▸ DATA LISTING

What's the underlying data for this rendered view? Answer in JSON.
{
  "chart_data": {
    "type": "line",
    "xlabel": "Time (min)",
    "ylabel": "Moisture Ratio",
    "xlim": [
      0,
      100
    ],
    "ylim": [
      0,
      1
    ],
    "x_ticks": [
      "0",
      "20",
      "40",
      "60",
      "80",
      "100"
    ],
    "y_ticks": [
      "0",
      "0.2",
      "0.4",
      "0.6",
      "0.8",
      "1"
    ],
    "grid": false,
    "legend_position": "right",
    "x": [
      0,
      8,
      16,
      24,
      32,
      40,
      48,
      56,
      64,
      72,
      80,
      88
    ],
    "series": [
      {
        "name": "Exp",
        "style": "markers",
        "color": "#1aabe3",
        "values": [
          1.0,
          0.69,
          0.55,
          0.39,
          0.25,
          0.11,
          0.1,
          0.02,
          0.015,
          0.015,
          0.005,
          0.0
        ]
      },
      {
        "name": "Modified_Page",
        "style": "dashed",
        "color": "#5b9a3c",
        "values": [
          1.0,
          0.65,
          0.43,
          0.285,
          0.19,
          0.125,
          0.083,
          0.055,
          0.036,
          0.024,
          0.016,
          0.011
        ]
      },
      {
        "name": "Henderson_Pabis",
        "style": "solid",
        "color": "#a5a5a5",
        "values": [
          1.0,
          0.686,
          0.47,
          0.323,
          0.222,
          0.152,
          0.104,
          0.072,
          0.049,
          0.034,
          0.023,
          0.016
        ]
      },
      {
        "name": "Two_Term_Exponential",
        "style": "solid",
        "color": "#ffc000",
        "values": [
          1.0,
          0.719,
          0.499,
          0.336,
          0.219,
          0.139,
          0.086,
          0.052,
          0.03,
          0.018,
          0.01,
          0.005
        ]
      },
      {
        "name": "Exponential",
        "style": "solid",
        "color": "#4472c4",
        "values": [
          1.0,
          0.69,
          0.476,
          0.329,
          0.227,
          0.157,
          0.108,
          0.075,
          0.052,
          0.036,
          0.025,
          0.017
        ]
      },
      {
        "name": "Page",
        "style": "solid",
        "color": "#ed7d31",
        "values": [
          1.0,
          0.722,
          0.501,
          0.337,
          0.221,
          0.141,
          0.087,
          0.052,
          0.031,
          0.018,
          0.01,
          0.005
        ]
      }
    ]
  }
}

▸ DIRECTION
Please output every record, keeping each line exact.

▸ ANSWER TO THIS PROBLEM
What's the underlying data for this rendered view? Answer in JSON.
{
  "chart_data": {
    "type": "line",
    "xlabel": "Time (min)",
    "ylabel": "Moisture Ratio",
    "xlim": [
      0,
      100
    ],
    "ylim": [
      0,
      1
    ],
    "x_ticks": [
      "0",
      "20",
      "40",
      "60",
      "80",
      "100"
    ],
    "y_ticks": [
      "0",
      "0.2",
      "0.4",
      "0.6",
      "0.8",
      "1"
    ],
    "grid": false,
    "legend_position": "right",
    "x": [
      0,
      8,
      16,
      24,
      32,
      40,
      48,
      56,
      64,
      72,
      80,
      88
    ],
    "series": [
      {
        "name": "Exp",
        "style": "markers",
        "color": "#1aabe3",
        "values": [
          1.0,
          0.69,
          0.55,
          0.39,
          0.25,
          0.11,
          0.1,
          0.02,
          0.015,
          0.015,
          0.005,
          0.0
        ]
      },
      {
        "name": "Modified_Page",
        "style": "dashed",
        "color": "#5b9a3c",
        "values": [
          1.0,
          0.65,
          0.43,
          0.285,
          0.19,
          0.125,
          0.083,
          0.055,
          0.036,
          0.024,
          0.016,
          0.011
        ]
      },
      {
        "name": "Henderson_Pabis",
        "style": "solid",
        "color": "#a5a5a5",
        "values": [
          1.0,
          0.686,
          0.47,
          0.323,
          0.222,
          0.152,
          0.104,
          0.072,
          0.049,
          0.034,
          0.023,
          0.016
        ]
      },
      {
        "name": "Two_Term_Exponential",
        "style": "solid",
        "color": "#ffc000",
        "values": [
          1.0,
          0.719,
          0.499,
          0.336,
          0.219,
          0.139,
          0.086,
          0.052,
          0.03,
          0.018,
          0.01,
          0.005
        ]
      },
      {
        "name": "Exponential",
        "style": "solid",
        "color": "#4472c4",
        "values": [
          1.0,
          0.69,
          0.476,
          0.329,
          0.227,
          0.157,
          0.108,
          0.075,
          0.052,
          0.036,
          0.025,
          0.017
        ]
      },
      {
        "name": "Page",
        "style": "solid",
        "color": "#ed7d31",
        "values": [
          1.0,
          0.722,
          0.501,
          0.337,
          0.221,
          0.141,
          0.087,
          0.052,
          0.031,
          0.018,
          0.01,
          0.005
        ]
      }
    ]
  }
}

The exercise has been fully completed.